» **Material shown**
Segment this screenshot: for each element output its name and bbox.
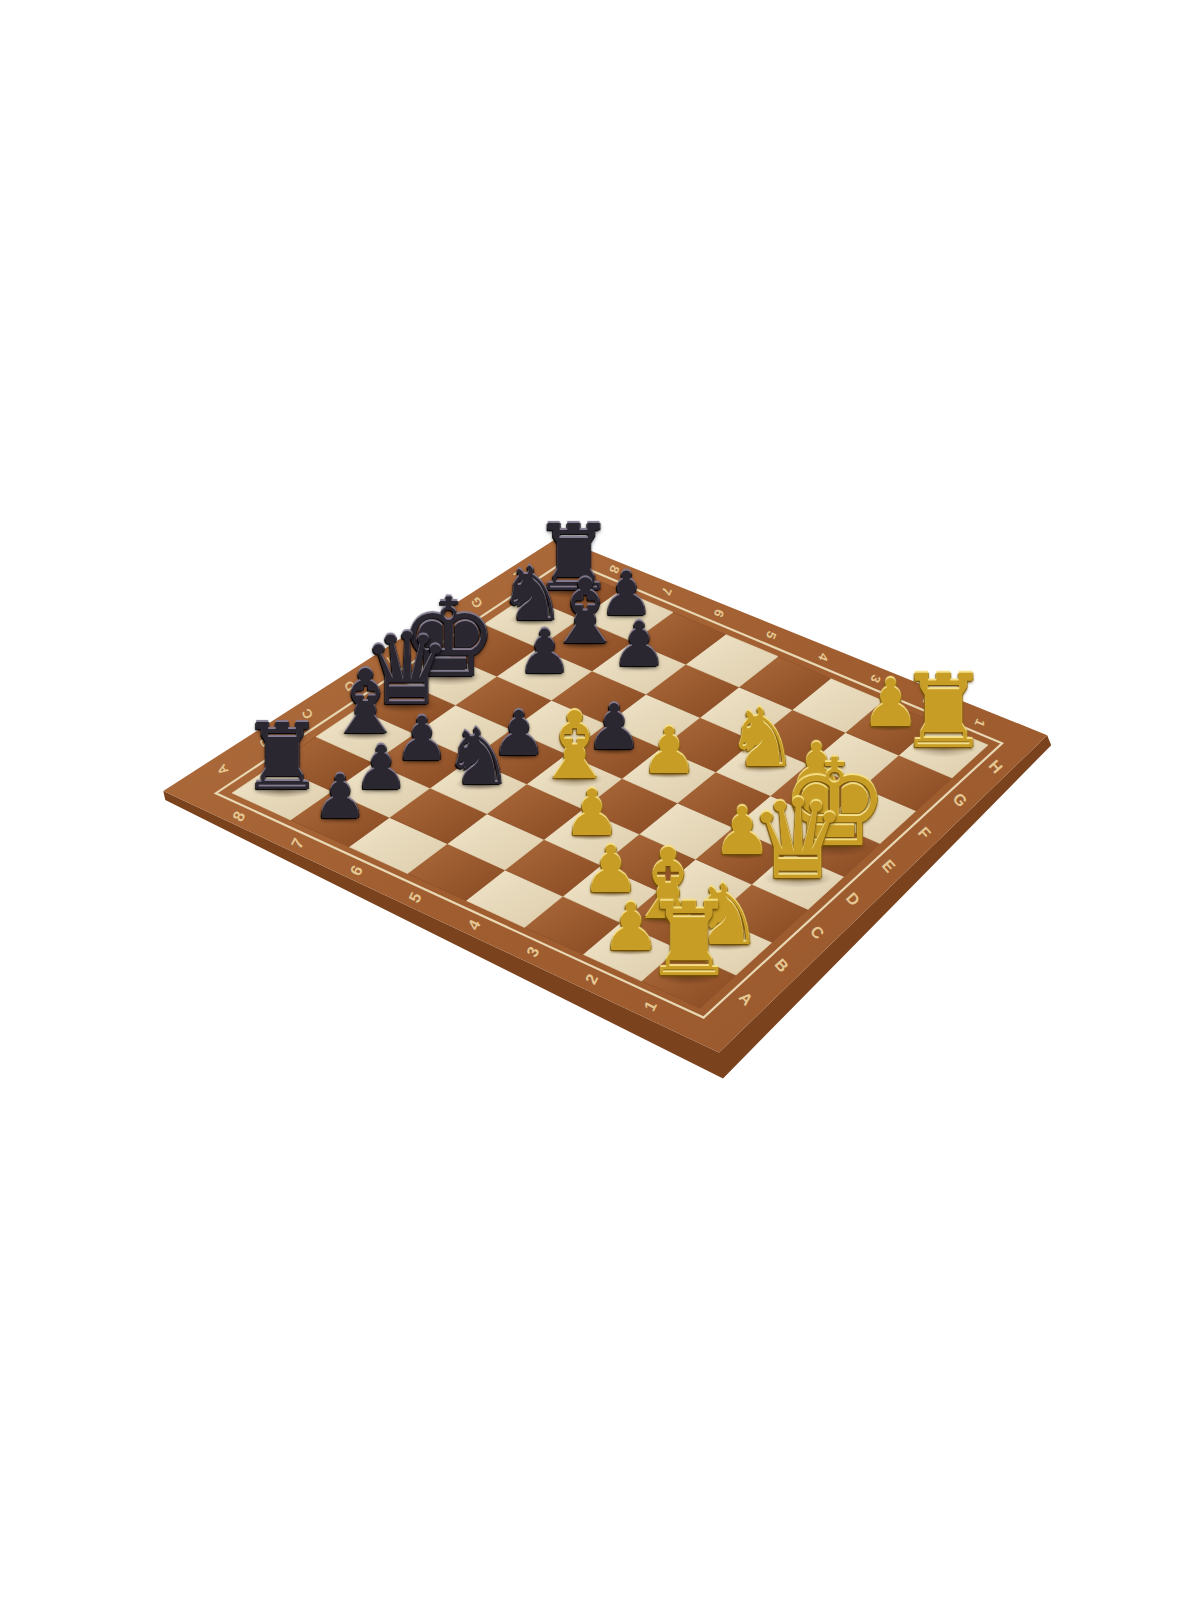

--

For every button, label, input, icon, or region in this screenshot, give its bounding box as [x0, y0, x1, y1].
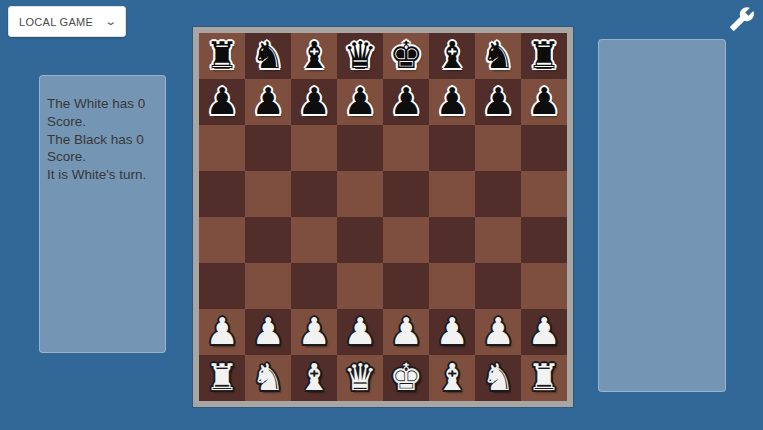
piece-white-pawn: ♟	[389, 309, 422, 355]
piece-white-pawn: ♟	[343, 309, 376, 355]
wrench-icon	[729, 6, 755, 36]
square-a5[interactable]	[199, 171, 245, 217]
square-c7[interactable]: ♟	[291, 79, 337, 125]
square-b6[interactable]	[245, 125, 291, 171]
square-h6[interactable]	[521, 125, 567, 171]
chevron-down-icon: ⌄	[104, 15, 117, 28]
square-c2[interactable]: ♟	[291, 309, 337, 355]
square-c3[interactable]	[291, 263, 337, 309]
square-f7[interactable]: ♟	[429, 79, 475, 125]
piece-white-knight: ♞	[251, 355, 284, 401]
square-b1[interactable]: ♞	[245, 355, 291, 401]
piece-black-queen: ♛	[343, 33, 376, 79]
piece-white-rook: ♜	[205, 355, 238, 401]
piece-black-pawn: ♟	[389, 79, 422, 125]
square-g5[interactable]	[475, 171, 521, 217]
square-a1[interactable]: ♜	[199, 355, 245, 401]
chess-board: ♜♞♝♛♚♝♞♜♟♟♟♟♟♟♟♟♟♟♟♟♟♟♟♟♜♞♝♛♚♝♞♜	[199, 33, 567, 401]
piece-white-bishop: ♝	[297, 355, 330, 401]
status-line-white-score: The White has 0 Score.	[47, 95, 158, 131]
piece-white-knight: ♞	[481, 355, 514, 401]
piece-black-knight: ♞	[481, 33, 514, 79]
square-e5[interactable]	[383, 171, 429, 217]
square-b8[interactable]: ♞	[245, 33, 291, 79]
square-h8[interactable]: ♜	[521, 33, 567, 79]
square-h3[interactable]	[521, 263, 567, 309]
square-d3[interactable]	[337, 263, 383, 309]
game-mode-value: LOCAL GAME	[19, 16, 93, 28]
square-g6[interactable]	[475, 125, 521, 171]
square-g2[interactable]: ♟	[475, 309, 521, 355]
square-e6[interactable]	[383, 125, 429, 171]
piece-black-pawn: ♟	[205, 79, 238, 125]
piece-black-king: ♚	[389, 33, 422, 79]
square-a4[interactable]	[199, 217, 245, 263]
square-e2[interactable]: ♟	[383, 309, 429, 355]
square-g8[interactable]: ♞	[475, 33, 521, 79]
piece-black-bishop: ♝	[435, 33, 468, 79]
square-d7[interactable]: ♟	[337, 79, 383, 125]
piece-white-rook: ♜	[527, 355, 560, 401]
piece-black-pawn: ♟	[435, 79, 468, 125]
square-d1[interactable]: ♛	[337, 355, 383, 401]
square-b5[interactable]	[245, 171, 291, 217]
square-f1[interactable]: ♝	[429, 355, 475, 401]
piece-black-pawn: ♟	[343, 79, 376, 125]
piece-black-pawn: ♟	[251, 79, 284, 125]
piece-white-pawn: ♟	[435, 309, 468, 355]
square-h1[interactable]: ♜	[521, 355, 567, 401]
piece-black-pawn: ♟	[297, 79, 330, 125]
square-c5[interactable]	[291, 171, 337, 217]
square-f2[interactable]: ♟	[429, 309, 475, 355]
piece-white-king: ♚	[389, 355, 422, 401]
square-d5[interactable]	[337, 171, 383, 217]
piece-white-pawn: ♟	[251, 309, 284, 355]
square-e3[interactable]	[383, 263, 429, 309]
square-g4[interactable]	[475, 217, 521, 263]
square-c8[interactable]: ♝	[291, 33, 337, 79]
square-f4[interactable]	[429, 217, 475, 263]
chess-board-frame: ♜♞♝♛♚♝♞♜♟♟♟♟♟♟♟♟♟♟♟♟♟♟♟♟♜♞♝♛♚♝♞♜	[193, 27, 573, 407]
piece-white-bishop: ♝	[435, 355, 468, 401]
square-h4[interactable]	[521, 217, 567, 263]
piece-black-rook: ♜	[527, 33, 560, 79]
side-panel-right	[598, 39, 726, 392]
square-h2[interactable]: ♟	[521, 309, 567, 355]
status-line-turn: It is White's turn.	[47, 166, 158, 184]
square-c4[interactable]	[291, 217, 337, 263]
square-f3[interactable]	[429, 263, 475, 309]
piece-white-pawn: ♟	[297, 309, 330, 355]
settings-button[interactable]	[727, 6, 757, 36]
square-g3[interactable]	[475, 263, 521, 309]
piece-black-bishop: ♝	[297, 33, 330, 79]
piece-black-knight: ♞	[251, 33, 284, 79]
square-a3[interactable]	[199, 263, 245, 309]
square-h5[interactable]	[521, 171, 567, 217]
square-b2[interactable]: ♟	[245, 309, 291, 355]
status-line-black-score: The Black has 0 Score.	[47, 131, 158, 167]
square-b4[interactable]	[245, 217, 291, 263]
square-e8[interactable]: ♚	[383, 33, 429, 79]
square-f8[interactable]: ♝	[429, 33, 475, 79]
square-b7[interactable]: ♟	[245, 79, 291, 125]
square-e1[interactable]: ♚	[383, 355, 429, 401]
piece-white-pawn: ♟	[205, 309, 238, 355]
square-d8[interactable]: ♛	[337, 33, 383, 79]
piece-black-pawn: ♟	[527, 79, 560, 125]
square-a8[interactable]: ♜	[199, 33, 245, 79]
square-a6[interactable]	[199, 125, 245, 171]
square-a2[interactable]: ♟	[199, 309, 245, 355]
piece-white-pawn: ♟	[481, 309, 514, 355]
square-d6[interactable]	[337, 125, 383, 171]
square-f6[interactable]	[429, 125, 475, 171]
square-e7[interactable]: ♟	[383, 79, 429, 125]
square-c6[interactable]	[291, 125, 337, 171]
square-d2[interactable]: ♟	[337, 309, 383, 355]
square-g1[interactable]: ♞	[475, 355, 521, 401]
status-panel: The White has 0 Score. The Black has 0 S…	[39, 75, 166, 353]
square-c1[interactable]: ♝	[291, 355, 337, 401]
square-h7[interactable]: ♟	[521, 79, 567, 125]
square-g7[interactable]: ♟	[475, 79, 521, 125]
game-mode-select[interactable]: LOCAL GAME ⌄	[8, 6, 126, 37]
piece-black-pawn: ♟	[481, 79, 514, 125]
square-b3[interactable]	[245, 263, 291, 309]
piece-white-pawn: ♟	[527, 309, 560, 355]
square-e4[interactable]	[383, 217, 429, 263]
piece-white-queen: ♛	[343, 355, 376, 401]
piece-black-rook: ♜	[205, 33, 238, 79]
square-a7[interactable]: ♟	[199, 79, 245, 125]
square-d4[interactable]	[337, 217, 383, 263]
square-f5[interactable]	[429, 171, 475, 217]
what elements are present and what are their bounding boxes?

» **Exercise prompt**
Can you repeat the items starting at the line containing "For every button, label, input, icon, or" and ending at the line containing "125, 567, 171]", including both of those lines? Leave the pictures out of your answer.

» **Answer to this exercise**
For every button, label, input, icon, or region in this screenshot, give its bounding box as [x0, y0, x1, y1].
piece-white-pawn: ♟	[389, 309, 422, 355]
piece-white-pawn: ♟	[343, 309, 376, 355]
wrench-icon	[729, 6, 755, 36]
square-a5[interactable]	[199, 171, 245, 217]
square-c7[interactable]: ♟	[291, 79, 337, 125]
square-b6[interactable]	[245, 125, 291, 171]
square-h6[interactable]	[521, 125, 567, 171]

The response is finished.